*EXERCISE DESCRIPTION:* Reproduce the material in full, unchanged.

*GIVEN RECORDS:*
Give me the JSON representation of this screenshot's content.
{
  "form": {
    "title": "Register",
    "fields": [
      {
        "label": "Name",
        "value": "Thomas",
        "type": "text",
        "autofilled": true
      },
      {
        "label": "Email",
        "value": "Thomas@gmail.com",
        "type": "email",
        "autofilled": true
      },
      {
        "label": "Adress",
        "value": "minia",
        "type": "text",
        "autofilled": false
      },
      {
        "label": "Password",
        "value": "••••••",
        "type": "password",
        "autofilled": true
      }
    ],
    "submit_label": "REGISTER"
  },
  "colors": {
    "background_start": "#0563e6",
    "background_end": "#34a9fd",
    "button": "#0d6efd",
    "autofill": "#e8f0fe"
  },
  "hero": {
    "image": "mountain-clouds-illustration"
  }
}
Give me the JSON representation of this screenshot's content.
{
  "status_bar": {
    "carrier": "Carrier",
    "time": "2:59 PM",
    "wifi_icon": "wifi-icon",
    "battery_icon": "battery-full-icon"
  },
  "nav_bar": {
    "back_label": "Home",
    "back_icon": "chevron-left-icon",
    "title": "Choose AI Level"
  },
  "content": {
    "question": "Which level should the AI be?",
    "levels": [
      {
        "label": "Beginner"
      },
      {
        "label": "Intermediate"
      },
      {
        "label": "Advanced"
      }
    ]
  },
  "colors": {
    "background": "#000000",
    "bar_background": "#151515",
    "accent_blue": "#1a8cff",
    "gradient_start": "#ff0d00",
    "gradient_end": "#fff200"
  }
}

*RESPONSE TO THE TASK:*
Give me the JSON representation of this screenshot's content.
{
  "form": {
    "title": "Register",
    "fields": [
      {
        "label": "Name",
        "value": "Thomas",
        "type": "text",
        "autofilled": true
      },
      {
        "label": "Email",
        "value": "Thomas@gmail.com",
        "type": "email",
        "autofilled": true
      },
      {
        "label": "Adress",
        "value": "minia",
        "type": "text",
        "autofilled": false
      },
      {
        "label": "Password",
        "value": "••••••",
        "type": "password",
        "autofilled": true
      }
    ],
    "submit_label": "REGISTER"
  },
  "colors": {
    "background_start": "#0563e6",
    "background_end": "#34a9fd",
    "button": "#0d6efd",
    "autofill": "#e8f0fe"
  },
  "hero": {
    "image": "mountain-clouds-illustration"
  }
}
Give me the JSON representation of this screenshot's content.
{
  "status_bar": {
    "carrier": "Carrier",
    "time": "2:59 PM",
    "wifi_icon": "wifi-icon",
    "battery_icon": "battery-full-icon"
  },
  "nav_bar": {
    "back_label": "Home",
    "back_icon": "chevron-left-icon",
    "title": "Choose AI Level"
  },
  "content": {
    "question": "Which level should the AI be?",
    "levels": [
      {
        "label": "Beginner"
      },
      {
        "label": "Intermediate"
      },
      {
        "label": "Advanced"
      }
    ]
  },
  "colors": {
    "background": "#000000",
    "bar_background": "#151515",
    "accent_blue": "#1a8cff",
    "gradient_start": "#ff0d00",
    "gradient_end": "#fff200"
  }
}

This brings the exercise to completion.